# Your task
Gather all lines with "Extract" from the records.

[Dataset rows]
____________________

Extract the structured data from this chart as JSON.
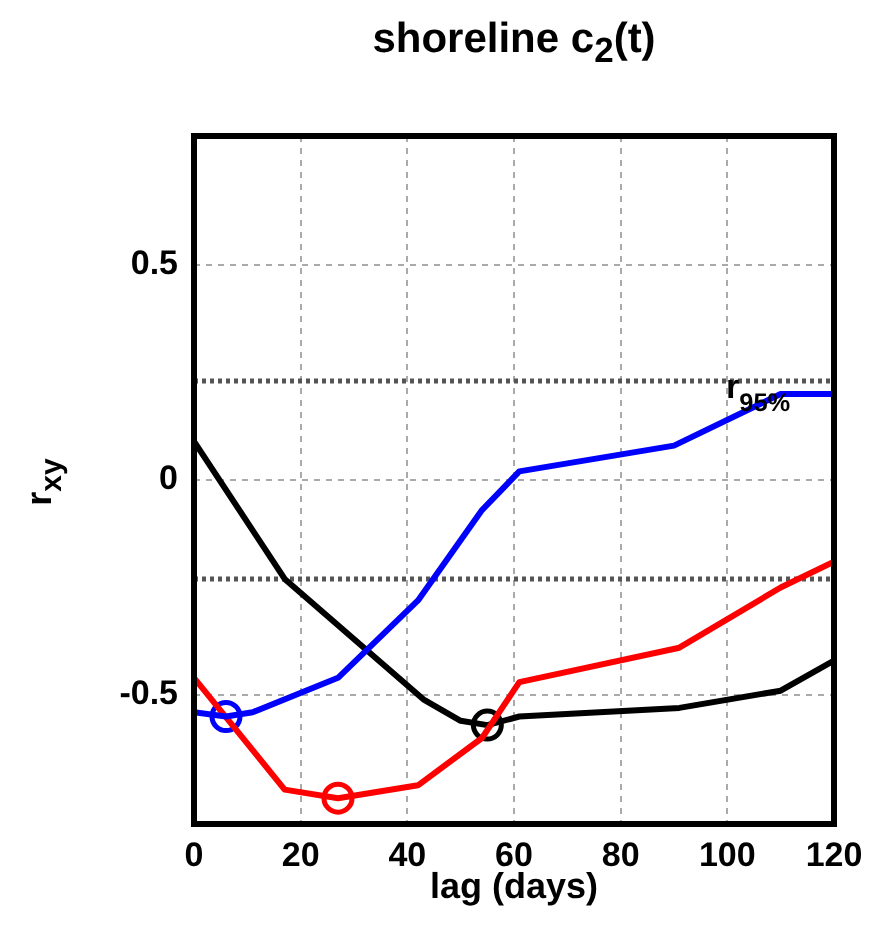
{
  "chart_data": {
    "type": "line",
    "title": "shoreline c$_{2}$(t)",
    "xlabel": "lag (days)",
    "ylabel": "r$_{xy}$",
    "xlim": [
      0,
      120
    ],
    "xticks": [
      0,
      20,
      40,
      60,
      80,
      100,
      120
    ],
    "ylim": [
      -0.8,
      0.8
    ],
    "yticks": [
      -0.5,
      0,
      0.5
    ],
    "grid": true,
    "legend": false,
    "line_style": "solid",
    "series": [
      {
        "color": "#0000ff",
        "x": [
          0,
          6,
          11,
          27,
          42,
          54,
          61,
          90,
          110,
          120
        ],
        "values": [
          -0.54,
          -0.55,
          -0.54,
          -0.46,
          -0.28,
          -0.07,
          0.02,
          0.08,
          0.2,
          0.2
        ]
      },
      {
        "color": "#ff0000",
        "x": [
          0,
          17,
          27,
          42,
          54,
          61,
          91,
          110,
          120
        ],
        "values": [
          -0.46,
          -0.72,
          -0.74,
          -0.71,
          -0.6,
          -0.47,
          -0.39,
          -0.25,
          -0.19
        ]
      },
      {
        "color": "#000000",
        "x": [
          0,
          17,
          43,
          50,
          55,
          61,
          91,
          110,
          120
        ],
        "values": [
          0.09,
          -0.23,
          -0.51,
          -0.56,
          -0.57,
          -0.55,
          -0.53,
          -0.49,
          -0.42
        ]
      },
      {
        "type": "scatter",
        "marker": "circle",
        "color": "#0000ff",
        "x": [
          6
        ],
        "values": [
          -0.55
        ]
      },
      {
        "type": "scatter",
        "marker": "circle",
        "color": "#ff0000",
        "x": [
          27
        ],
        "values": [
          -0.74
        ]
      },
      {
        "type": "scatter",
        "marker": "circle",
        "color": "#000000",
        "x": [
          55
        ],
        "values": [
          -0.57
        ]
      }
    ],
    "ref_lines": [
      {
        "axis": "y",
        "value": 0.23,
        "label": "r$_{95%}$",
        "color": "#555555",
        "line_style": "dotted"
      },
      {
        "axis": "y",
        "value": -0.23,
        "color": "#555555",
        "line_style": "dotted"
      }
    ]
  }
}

____________________

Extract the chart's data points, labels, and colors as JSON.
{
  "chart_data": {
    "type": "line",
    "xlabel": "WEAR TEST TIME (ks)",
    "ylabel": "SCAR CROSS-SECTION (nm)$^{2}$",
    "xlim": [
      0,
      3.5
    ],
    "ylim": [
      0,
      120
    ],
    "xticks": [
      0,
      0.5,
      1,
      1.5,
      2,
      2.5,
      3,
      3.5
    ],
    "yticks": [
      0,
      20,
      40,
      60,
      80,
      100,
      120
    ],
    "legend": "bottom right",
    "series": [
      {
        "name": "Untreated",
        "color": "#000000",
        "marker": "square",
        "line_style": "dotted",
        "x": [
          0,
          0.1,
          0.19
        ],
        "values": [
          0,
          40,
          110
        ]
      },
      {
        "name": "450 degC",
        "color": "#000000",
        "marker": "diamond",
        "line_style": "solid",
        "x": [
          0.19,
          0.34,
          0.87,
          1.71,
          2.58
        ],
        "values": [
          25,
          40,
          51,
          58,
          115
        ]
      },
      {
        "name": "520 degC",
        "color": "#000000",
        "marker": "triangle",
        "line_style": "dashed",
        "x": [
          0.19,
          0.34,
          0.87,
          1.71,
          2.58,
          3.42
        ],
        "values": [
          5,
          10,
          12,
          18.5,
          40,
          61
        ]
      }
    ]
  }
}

____________________

# Result
Extract the structured data from this chart as JSON.
Extract the chart's data points, labels, and colors as JSON.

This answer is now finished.